Tally the lines in the listing below that include "семи". Answer with the count and nothing more.

[Data entries]
## BEGIN
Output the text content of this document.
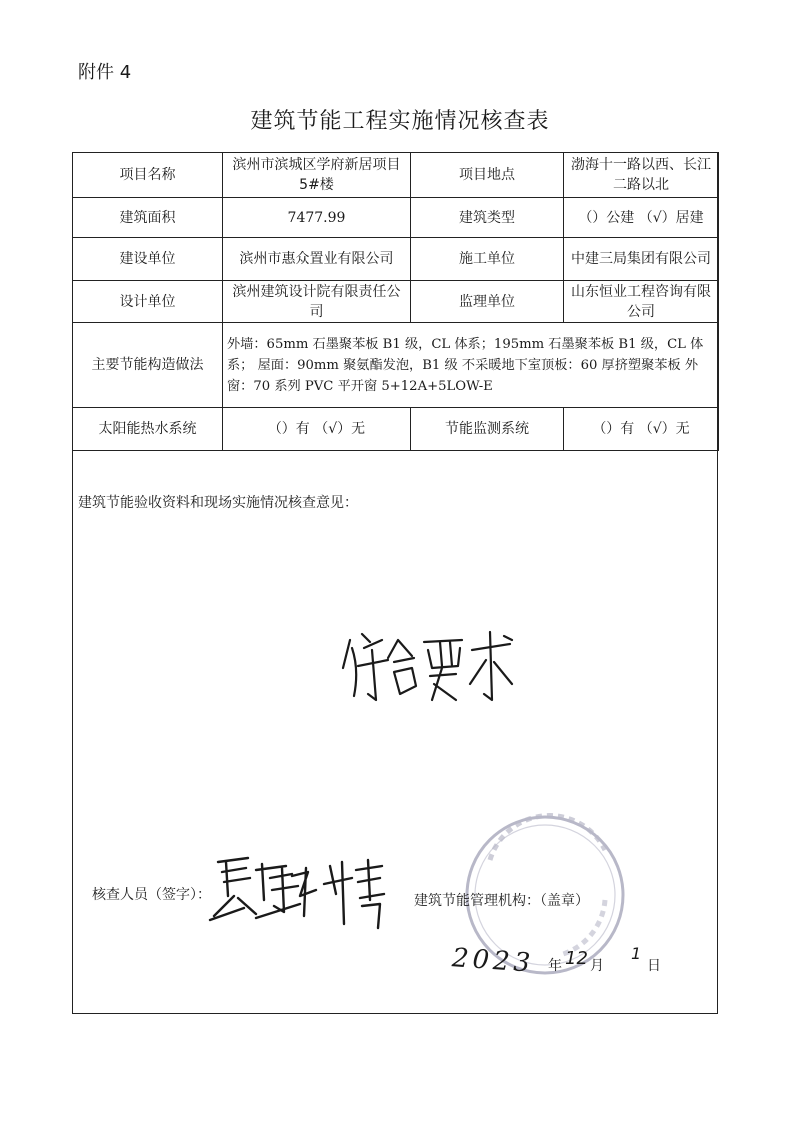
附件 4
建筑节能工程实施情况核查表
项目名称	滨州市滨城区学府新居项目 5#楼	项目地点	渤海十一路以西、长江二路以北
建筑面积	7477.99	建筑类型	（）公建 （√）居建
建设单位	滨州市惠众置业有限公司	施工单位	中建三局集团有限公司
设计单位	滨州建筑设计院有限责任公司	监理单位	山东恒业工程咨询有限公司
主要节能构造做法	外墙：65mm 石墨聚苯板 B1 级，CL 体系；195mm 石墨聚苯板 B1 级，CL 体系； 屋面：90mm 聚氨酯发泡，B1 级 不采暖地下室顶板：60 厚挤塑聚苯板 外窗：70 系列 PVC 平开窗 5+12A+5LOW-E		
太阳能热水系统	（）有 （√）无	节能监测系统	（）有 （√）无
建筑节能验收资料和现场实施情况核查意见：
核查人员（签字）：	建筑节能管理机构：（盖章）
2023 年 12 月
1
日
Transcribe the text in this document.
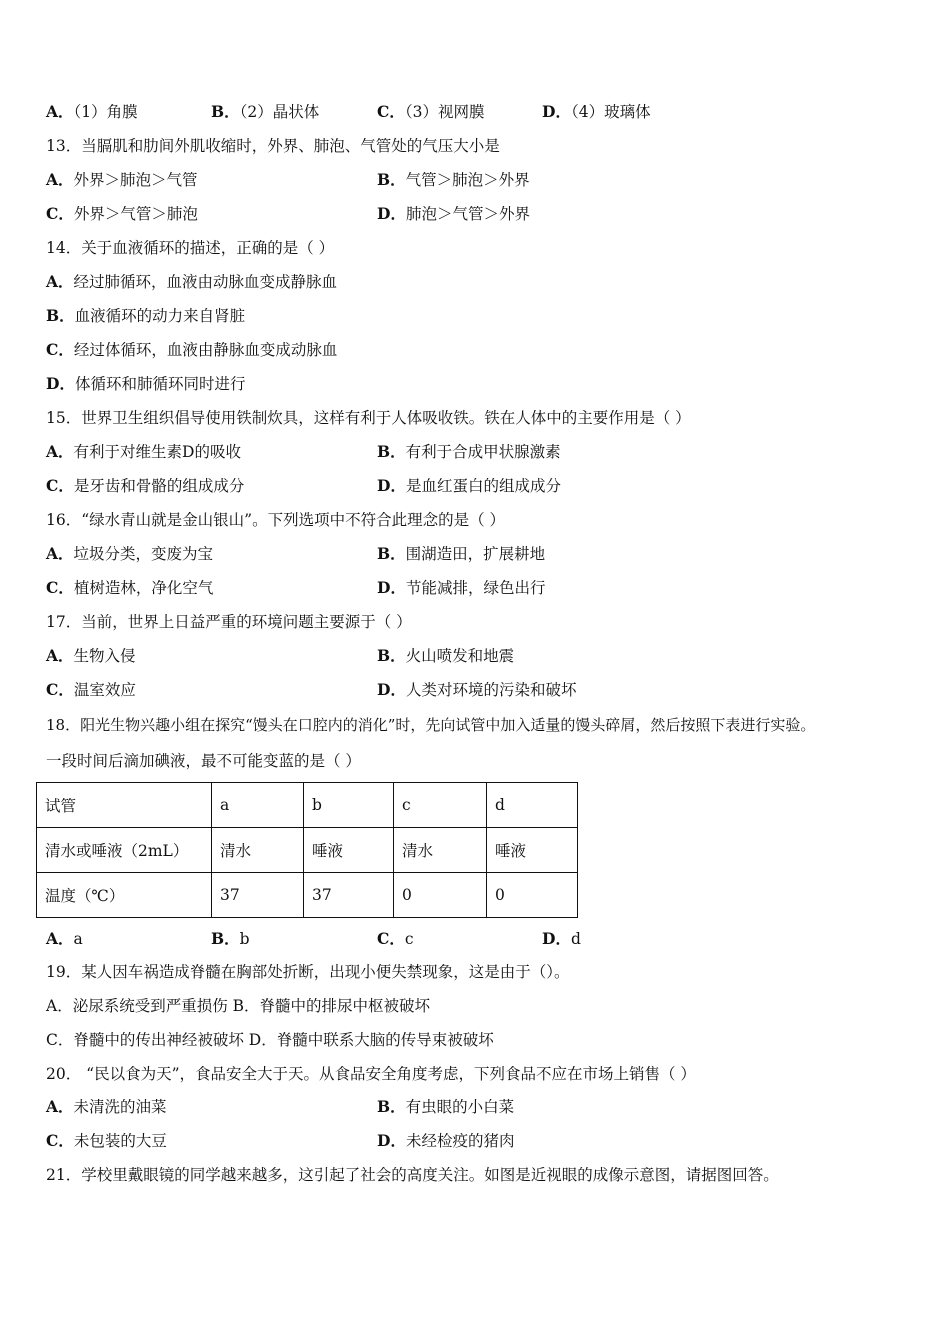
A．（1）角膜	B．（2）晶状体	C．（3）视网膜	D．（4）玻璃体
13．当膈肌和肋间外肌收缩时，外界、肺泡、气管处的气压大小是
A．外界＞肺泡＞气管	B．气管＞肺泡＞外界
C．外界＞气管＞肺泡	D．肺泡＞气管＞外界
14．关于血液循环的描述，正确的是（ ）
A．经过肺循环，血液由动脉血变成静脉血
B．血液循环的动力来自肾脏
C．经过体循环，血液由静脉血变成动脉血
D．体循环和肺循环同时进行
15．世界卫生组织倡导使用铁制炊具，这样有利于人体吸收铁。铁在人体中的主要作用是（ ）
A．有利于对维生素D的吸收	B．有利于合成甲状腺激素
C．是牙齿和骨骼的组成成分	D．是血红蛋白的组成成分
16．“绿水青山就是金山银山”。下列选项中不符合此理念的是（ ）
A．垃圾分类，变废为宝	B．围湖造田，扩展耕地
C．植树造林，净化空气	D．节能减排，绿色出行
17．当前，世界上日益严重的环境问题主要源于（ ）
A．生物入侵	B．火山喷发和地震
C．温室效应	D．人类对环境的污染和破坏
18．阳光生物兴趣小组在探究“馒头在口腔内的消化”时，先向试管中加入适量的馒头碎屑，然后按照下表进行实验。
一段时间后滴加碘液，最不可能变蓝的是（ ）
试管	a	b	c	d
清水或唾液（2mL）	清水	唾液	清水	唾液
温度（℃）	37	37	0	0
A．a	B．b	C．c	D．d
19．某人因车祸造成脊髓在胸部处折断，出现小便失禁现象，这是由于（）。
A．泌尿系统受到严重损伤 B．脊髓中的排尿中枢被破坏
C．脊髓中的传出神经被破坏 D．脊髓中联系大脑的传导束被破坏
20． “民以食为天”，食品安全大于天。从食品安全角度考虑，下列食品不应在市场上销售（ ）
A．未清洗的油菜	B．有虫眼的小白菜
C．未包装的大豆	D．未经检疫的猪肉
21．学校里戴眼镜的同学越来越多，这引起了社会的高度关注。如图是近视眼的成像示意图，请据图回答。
## END
## BEGIN
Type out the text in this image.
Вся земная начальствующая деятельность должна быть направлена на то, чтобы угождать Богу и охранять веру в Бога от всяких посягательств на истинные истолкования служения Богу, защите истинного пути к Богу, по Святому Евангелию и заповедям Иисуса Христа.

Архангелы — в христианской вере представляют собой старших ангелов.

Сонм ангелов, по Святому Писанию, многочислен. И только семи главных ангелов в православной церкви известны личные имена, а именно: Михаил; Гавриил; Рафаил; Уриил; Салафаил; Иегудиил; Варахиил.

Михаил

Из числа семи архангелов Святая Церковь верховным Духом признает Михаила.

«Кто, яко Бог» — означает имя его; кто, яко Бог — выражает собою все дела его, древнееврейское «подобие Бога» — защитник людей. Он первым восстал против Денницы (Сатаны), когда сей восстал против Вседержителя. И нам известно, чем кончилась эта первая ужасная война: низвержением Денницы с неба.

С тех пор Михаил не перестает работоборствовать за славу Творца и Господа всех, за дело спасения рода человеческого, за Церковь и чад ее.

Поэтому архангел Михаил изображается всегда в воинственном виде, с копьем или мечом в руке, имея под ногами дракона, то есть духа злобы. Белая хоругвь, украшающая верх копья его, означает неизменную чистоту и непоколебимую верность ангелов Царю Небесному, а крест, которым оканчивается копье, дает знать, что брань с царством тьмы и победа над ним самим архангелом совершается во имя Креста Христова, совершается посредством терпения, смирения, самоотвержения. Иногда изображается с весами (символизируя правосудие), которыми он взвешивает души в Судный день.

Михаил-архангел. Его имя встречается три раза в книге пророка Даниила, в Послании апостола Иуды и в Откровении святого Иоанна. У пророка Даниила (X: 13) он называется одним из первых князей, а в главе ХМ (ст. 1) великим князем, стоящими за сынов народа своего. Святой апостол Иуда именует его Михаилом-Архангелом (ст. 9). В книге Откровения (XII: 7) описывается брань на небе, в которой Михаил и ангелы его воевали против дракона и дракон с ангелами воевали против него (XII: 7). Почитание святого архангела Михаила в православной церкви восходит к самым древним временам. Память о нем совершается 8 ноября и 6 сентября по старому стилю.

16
## END
Result below:
2